PROBLEM:
Return all lines below containing the word "color".
**********
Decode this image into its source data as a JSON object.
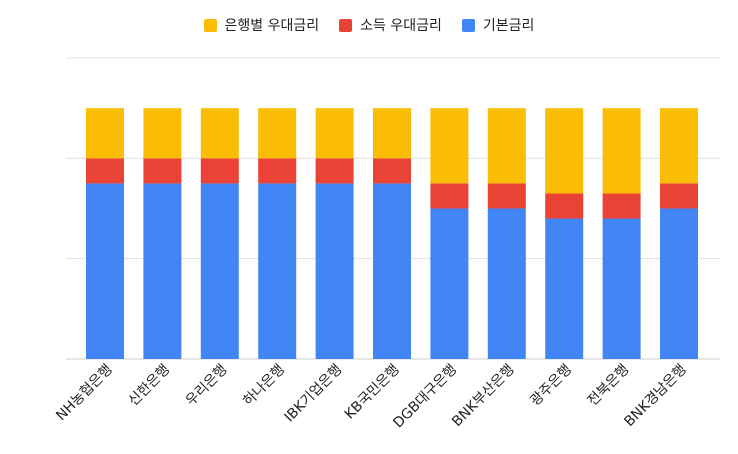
{
  "chart_data": {
    "type": "bar",
    "stacked": true,
    "categories": [
      "NH농협은행",
      "신한은행",
      "우리은행",
      "하나은행",
      "IBK기업은행",
      "KB국민은행",
      "DGB대구은행",
      "BNK부산은행",
      "광주은행",
      "전북은행",
      "BNK경남은행"
    ],
    "series": [
      {
        "name": "기본금리",
        "color": "#4285F4",
        "values": [
          3.5,
          3.5,
          3.5,
          3.5,
          3.5,
          3.5,
          3.0,
          3.0,
          2.8,
          2.8,
          3.0
        ]
      },
      {
        "name": "소득 우대금리",
        "color": "#EA4335",
        "values": [
          0.5,
          0.5,
          0.5,
          0.5,
          0.5,
          0.5,
          0.5,
          0.5,
          0.5,
          0.5,
          0.5
        ]
      },
      {
        "name": "은행별 우대금리",
        "color": "#FBBC04",
        "values": [
          1.0,
          1.0,
          1.0,
          1.0,
          1.0,
          1.0,
          1.5,
          1.5,
          1.7,
          1.7,
          1.5
        ]
      }
    ],
    "legend_order": [
      "은행별 우대금리",
      "소득 우대금리",
      "기본금리"
    ],
    "legend_position": "top",
    "ylim": [
      0,
      6
    ],
    "grid": true,
    "y_tick_labels_shown": false
  }
}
**********
TASK RESPONSE:
        "color": "#4285F4",
        "color": "#EA4335",
        "color": "#FBBC04",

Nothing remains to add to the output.